::: ИСХОДНЫЙ ТЕКСТ

Спросите любую заурядность: «Сколько будет дважды два?». И в ответ услышите безапелляционное: «Четыре!». Спросите о том же человека незаурядного, и он скажет: «А это как посмотреть». И тогда толпа засвистит и заулюлюкает: «Вот невежда! Не знает, сколько будет дважды два!». Мой приятель и сокурсник Владимир Червенко был парень незаурядный. Имел привычку задумываться. Но даже он на мой вопрос о времени ответил легкомысленно. «Ну что ты мудришь? Вот часы. Стрелочки идут. Вот оно время», – объяснил он, поднеся руку с часами к моим глазам, как будто я слепой. Когда люди называют нечто каким-нибудь словом, у них возникает ощущение, что они полностью исчерпали познание предмета. Почти в любом вопросе важна не столько истина, сколько определенность.
«Это ты мне часы показываешь. А время– то где?», – с подковыркой спросил я. «Да разве это не одно и то же!?», – изумился Вова. «А как по-твоему: время можно остановить?», – коварно закинул я удочку. «Конечно нет», – убежденно изрек он, не понимая, что попался. Я взял его за запястье и оттянул винтик часов до упора. Часы встали. «Вот видишь: время остановилось», – усмехнулся я. «Ерунда! Не важно, что они сейчас стоят. Если вернуть винтик на место, то часы снова пойдут. Время оно есть само по себе», – теряя терпение возразил Вова. «Тогда покажи мне его», – попросил я. Вова взглянул на циферблат и с сомнением в голосе задумчиво произнес: «А вообще-то действительно: где оно? Ведь часы можно разбить. Получается, что либо время существует само по себе, независимо от часов, Солнца и планет, либо никакого времени в природе вообще нет». Крутое умозаключение. Часы показывают время, но не властны над ним. Это вроде того, что мы живем, но не властны над своей жизнью.

::::::
::: ИСХОДНЫЕ ДАННЫЕ

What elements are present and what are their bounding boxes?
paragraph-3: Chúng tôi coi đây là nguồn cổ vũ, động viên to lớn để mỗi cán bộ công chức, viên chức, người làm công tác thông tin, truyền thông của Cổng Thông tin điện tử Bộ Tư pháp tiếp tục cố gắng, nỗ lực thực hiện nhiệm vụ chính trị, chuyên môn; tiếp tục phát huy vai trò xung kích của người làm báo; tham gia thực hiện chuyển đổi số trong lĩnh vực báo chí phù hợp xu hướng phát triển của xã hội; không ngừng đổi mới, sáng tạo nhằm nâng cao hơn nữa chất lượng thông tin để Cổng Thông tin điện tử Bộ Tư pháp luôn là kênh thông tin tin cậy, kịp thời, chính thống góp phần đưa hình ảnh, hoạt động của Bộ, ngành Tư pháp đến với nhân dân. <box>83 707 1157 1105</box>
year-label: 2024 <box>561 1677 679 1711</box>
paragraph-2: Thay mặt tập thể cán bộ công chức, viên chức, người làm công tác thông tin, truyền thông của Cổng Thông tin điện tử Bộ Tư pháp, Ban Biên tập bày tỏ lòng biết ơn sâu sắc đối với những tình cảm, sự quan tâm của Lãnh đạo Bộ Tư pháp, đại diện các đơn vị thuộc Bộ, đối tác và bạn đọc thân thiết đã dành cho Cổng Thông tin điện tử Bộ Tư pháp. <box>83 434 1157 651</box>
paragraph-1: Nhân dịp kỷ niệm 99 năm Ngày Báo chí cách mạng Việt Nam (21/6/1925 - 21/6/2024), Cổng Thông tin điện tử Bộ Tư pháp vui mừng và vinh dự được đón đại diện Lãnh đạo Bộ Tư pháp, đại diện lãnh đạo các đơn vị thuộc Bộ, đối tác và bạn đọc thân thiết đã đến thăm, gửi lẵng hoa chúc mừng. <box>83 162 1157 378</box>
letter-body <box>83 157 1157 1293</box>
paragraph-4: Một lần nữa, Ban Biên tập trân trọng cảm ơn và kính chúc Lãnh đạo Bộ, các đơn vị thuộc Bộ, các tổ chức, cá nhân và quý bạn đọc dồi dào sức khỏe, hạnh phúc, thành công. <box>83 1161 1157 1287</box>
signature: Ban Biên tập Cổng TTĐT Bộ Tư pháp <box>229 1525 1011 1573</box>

::::::

■ **КРАТКОЕ ЗАДАНИЕ**
Переведите на английский язык предложение из текста о часах и времени: «Часы показывают время, но не властны над ним».

■ **РЕШЕНИЕ УПРАЖНЕНИЯ**
A clock shows the time, but it has no power over it.